Return the entries below verbatim. Pictures stay out.

——

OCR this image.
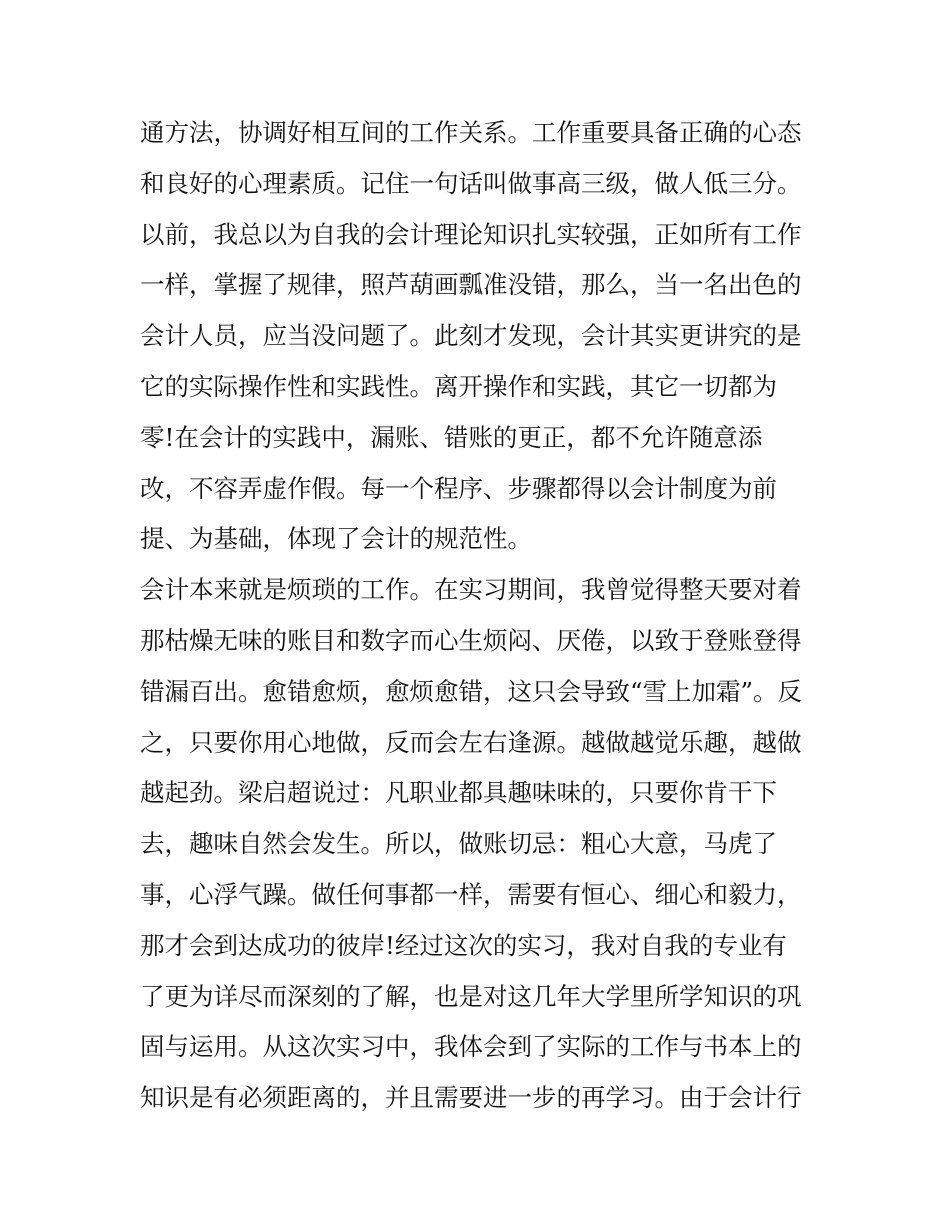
通方法，协调好相互间的工作关系。工作重要具备正确的心态
和良好的心理素质。记住一句话叫做事高三级，做人低三分。
以前，我总以为自我的会计理论知识扎实较强，正如所有工作
一样，掌握了规律，照芦葫画瓢准没错，那么，当一名出色的
会计人员，应当没问题了。此刻才发现，会计其实更讲究的是
它的实际操作性和实践性。离开操作和实践，其它一切都为
零!在会计的实践中，漏账、错账的更正，都不允许随意添
改，不容弄虚作假。每一个程序、步骤都得以会计制度为前
提、为基础，体现了会计的规范性。
会计本来就是烦琐的工作。在实习期间，我曾觉得整天要对着
那枯燥无味的账目和数字而心生烦闷、厌倦，以致于登账登得
错漏百出。愈错愈烦，愈烦愈错，这只会导致“雪上加霜”。反
之，只要你用心地做，反而会左右逢源。越做越觉乐趣，越做
越起劲。梁启超说过：凡职业都具趣味味的，只要你肯干下
去，趣味自然会发生。所以，做账切忌：粗心大意，马虎了
事，心浮气躁。做任何事都一样，需要有恒心、细心和毅力，
那才会到达成功的彼岸!经过这次的实习，我对自我的专业有
了更为详尽而深刻的了解，也是对这几年大学里所学知识的巩
固与运用。从这次实习中，我体会到了实际的工作与书本上的
知识是有必须距离的，并且需要进一步的再学习。由于会计行
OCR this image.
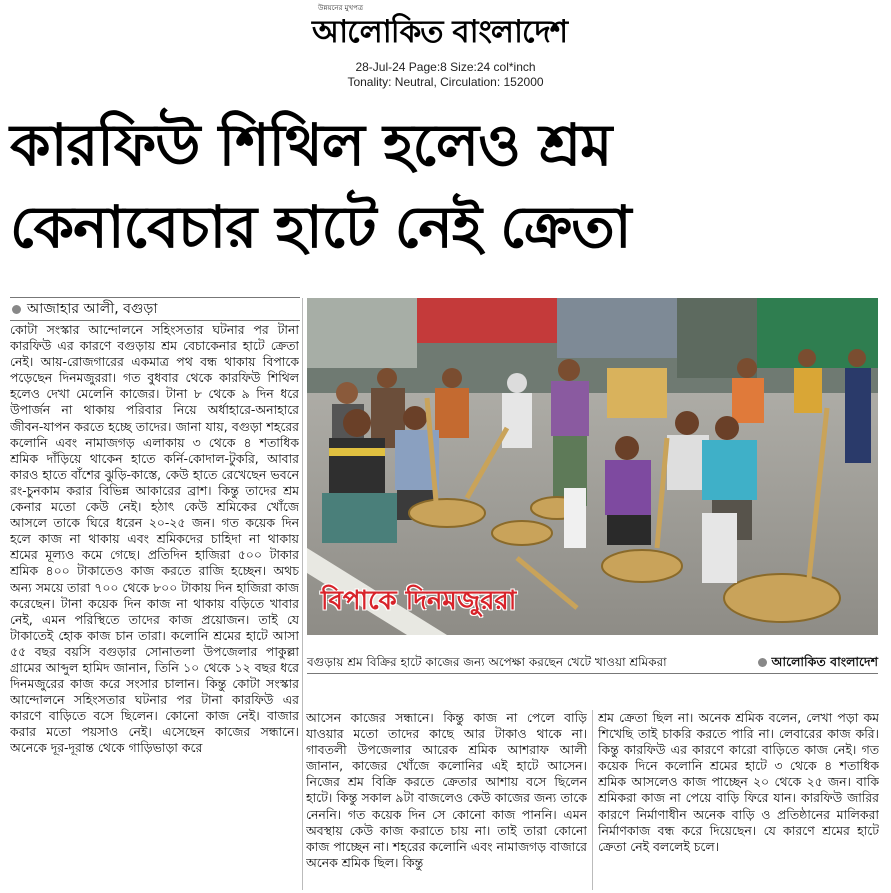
উন্নয়নের মুখপত্র
আলোকিত বাংলাদেশ
28-Jul-24 Page:8 Size:24 col*inch
Tonality: Neutral, Circulation: 152000
কারফিউ শিথিল হলেও শ্রম
কেনাবেচার হাটে নেই ক্রেতা
আজাহার আলী, বগুড়া
কোটা সংস্কার আন্দোলনে সহিংসতার ঘটনার পর টানা কারফিউ এর কারণে বগুড়ায় শ্রম বেচাকেনার হাটে ক্রেতা নেই। আয়-রোজগারের একমাত্র পথ বন্ধ থাকায় বিপাকে পড়েছেন দিনমজুররা। গত বুধবার থেকে কারফিউ শিথিল হলেও দেখা মেলেনি কাজের। টানা ৮ থেকে ৯ দিন ধরে উপার্জন না থাকায় পরিবার নিয়ে অর্ধাহারে-অনাহারে জীবন-যাপন করতে হচ্ছে তাদের। জানা যায়, বগুড়া শহরের কলোনি এবং নামাজগড় এলাকায় ৩ থেকে ৪ শতাধিক শ্রমিক দাঁড়িয়ে থাকেন হাতে কর্নি-কোদাল-টুকরি, আবার কারও হাতে বাঁশের ঝুড়ি-কাস্তে, কেউ হাতে রেখেছেন ভবনে রং-চুনকাম করার বিভিন্ন আকারের ব্রাশ। কিন্তু তাদের শ্রম কেনার মতো কেউ নেই। হঠাৎ কেউ শ্রমিকের খোঁজে আসলে তাকে ঘিরে ধরেন ২০-২৫ জন। গত কয়েক দিন হলে কাজ না থাকায় এবং শ্রমিকদের চাহিদা না থাকায় শ্রমের মূল্যও কমে গেছে। প্রতিদিন হাজিরা ৫০০ টাকার শ্রমিক ৪০০ টাকাতেও কাজ করতে রাজি হচ্ছেন। অথচ অন্য সময়ে তারা ৭০০ থেকে ৮০০ টাকায় দিন হাজিরা কাজ করেছেন। টানা কয়েক দিন কাজ না থাকায় বড়িতে খাবার নেই, এমন পরিস্থিতে তাদের কাজ প্রয়োজন। তাই যে টাকাতেই হোক কাজ চান তারা। কলোনি শ্রমের হাটে আসা ৫৫ বছর বয়সি বগুড়ার সোনাতলা উপজেলার পাকুল্লা গ্রামের আব্দুল হামিদ জানান, তিনি ১০ থেকে ১২ বছর ধরে দিনমজুরের কাজ করে সংসার চালান। কিন্তু কোটা সংস্কার আন্দোলনে সহিংসতার ঘটনার পর টানা কারফিউ এর কারণে বাড়িতে বসে ছিলেন। কোনো কাজ নেই। বাজার করার মতো পয়সাও নেই। এসেছেন কাজের সন্ধানে। অনেকে দূর-দূরান্ত থেকে গাড়িভাড়া করে
বিপাকে দিনমজুররা
বগুড়ায় শ্রম বিক্রির হাটে কাজের জন্য অপেক্ষা করছেন খেটে খাওয়া শ্রমিকরা	আলোকিত বাংলাদেশ
আসেন কাজের সন্ধানে। কিন্তু কাজ না পেলে বাড়ি যাওয়ার মতো তাদের কাছে আর টাকাও থাকে না। গাবতলী উপজেলার আরেক শ্রমিক আশরাফ আলী জানান, কাজের খোঁজে কলোনির এই হাটে আসেন। নিজের শ্রম বিক্রি করতে ক্রেতার আশায় বসে ছিলেন হাটে। কিন্তু সকাল ৯টা বাজলেও কেউ কাজের জন্য তাকে নেননি। গত কয়েক দিন সে কোনো কাজ পাননি। এমন অবস্থায় কেউ কাজ করাতে চায় না। তাই তারা কোনো কাজ পাচ্ছেন না। শহরের কলোনি এবং নামাজগড় বাজারে অনেক শ্রমিক ছিল। কিন্তু
শ্রম ক্রেতা ছিল না। অনেক শ্রমিক বলেন, লেখা পড়া কম শিখেছি তাই চাকরি করতে পারি না। লেবারের কাজ করি। কিন্তু কারফিউ এর কারণে কারো বাড়িতে কাজ নেই। গত কয়েক দিনে কলোনি শ্রমের হাটে ৩ থেকে ৪ শতাধিক শ্রমিক আসলেও কাজ পাচ্ছেন ২০ থেকে ২৫ জন। বাকি শ্রমিকরা কাজ না পেয়ে বাড়ি ফিরে যান। কারফিউ জারির কারণে নির্মাণাধীন অনেক বাড়ি ও প্রতিষ্ঠানের মালিকরা নির্মাণকাজ বন্ধ করে দিয়েছেন। যে কারণে শ্রমের হাটে ক্রেতা নেই বললেই চলে।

——

## ANSWER FOR THE TASK
OCR this image.
通方法，协调好相互间的工作关系。工作重要具备正确的心态
和良好的心理素质。记住一句话叫做事高三级，做人低三分。
以前，我总以为自我的会计理论知识扎实较强，正如所有工作
一样，掌握了规律，照芦葫画瓢准没错，那么，当一名出色的
会计人员，应当没问题了。此刻才发现，会计其实更讲究的是
它的实际操作性和实践性。离开操作和实践，其它一切都为
零!在会计的实践中，漏账、错账的更正，都不允许随意添
改，不容弄虚作假。每一个程序、步骤都得以会计制度为前
提、为基础，体现了会计的规范性。
会计本来就是烦琐的工作。在实习期间，我曾觉得整天要对着
那枯燥无味的账目和数字而心生烦闷、厌倦，以致于登账登得
错漏百出。愈错愈烦，愈烦愈错，这只会导致“雪上加霜”。反
之，只要你用心地做，反而会左右逢源。越做越觉乐趣，越做
越起劲。梁启超说过：凡职业都具趣味味的，只要你肯干下
去，趣味自然会发生。所以，做账切忌：粗心大意，马虎了
事，心浮气躁。做任何事都一样，需要有恒心、细心和毅力，
那才会到达成功的彼岸!经过这次的实习，我对自我的专业有
了更为详尽而深刻的了解，也是对这几年大学里所学知识的巩
固与运用。从这次实习中，我体会到了实际的工作与书本上的
知识是有必须距离的，并且需要进一步的再学习。由于会计行
OCR this image.
উন্নয়নের মুখপত্র
আলোকিত বাংলাদেশ
28-Jul-24 Page:8 Size:24 col*inch
Tonality: Neutral, Circulation: 152000
কারফিউ শিথিল হলেও শ্রম
কেনাবেচার হাটে নেই ক্রেতা
আজাহার আলী, বগুড়া
কোটা সংস্কার আন্দোলনে সহিংসতার ঘটনার পর টানা কারফিউ এর কারণে বগুড়ায় শ্রম বেচাকেনার হাটে ক্রেতা নেই। আয়-রোজগারের একমাত্র পথ বন্ধ থাকায় বিপাকে পড়েছেন দিনমজুররা। গত বুধবার থেকে কারফিউ শিথিল হলেও দেখা মেলেনি কাজের। টানা ৮ থেকে ৯ দিন ধরে উপার্জন না থাকায় পরিবার নিয়ে অর্ধাহারে-অনাহারে জীবন-যাপন করতে হচ্ছে তাদের। জানা যায়, বগুড়া শহরের কলোনি এবং নামাজগড় এলাকায় ৩ থেকে ৪ শতাধিক শ্রমিক দাঁড়িয়ে থাকেন হাতে কর্নি-কোদাল-টুকরি, আবার কারও হাতে বাঁশের ঝুড়ি-কাস্তে, কেউ হাতে রেখেছেন ভবনে রং-চুনকাম করার বিভিন্ন আকারের ব্রাশ। কিন্তু তাদের শ্রম কেনার মতো কেউ নেই। হঠাৎ কেউ শ্রমিকের খোঁজে আসলে তাকে ঘিরে ধরেন ২০-২৫ জন। গত কয়েক দিন হলে কাজ না থাকায় এবং শ্রমিকদের চাহিদা না থাকায় শ্রমের মূল্যও কমে গেছে। প্রতিদিন হাজিরা ৫০০ টাকার শ্রমিক ৪০০ টাকাতেও কাজ করতে রাজি হচ্ছেন। অথচ অন্য সময়ে তারা ৭০০ থেকে ৮০০ টাকায় দিন হাজিরা কাজ করেছেন। টানা কয়েক দিন কাজ না থাকায় বড়িতে খাবার নেই, এমন পরিস্থিতে তাদের কাজ প্রয়োজন। তাই যে টাকাতেই হোক কাজ চান তারা। কলোনি শ্রমের হাটে আসা ৫৫ বছর বয়সি বগুড়ার সোনাতলা উপজেলার পাকুল্লা গ্রামের আব্দুল হামিদ জানান, তিনি ১০ থেকে ১২ বছর ধরে দিনমজুরের কাজ করে সংসার চালান। কিন্তু কোটা সংস্কার আন্দোলনে সহিংসতার ঘটনার পর টানা কারফিউ এর কারণে বাড়িতে বসে ছিলেন। কোনো কাজ নেই। বাজার করার মতো পয়সাও নেই। এসেছেন কাজের সন্ধানে। অনেকে দূর-দূরান্ত থেকে গাড়িভাড়া করে
বিপাকে দিনমজুররা
বগুড়ায় শ্রম বিক্রির হাটে কাজের জন্য অপেক্ষা করছেন খেটে খাওয়া শ্রমিকরা	আলোকিত বাংলাদেশ
আসেন কাজের সন্ধানে। কিন্তু কাজ না পেলে বাড়ি যাওয়ার মতো তাদের কাছে আর টাকাও থাকে না। গাবতলী উপজেলার আরেক শ্রমিক আশরাফ আলী জানান, কাজের খোঁজে কলোনির এই হাটে আসেন। নিজের শ্রম বিক্রি করতে ক্রেতার আশায় বসে ছিলেন হাটে। কিন্তু সকাল ৯টা বাজলেও কেউ কাজের জন্য তাকে নেননি। গত কয়েক দিন সে কোনো কাজ পাননি। এমন অবস্থায় কেউ কাজ করাতে চায় না। তাই তারা কোনো কাজ পাচ্ছেন না। শহরের কলোনি এবং নামাজগড় বাজারে অনেক শ্রমিক ছিল। কিন্তু
শ্রম ক্রেতা ছিল না। অনেক শ্রমিক বলেন, লেখা পড়া কম শিখেছি তাই চাকরি করতে পারি না। লেবারের কাজ করি। কিন্তু কারফিউ এর কারণে কারো বাড়িতে কাজ নেই। গত কয়েক দিনে কলোনি শ্রমের হাটে ৩ থেকে ৪ শতাধিক শ্রমিক আসলেও কাজ পাচ্ছেন ২০ থেকে ২৫ জন। বাকি শ্রমিকরা কাজ না পেয়ে বাড়ি ফিরে যান। কারফিউ জারির কারণে নির্মাণাধীন অনেক বাড়ি ও প্রতিষ্ঠানের মালিকরা নির্মাণকাজ বন্ধ করে দিয়েছেন। যে কারণে শ্রমের হাটে ক্রেতা নেই বললেই চলে।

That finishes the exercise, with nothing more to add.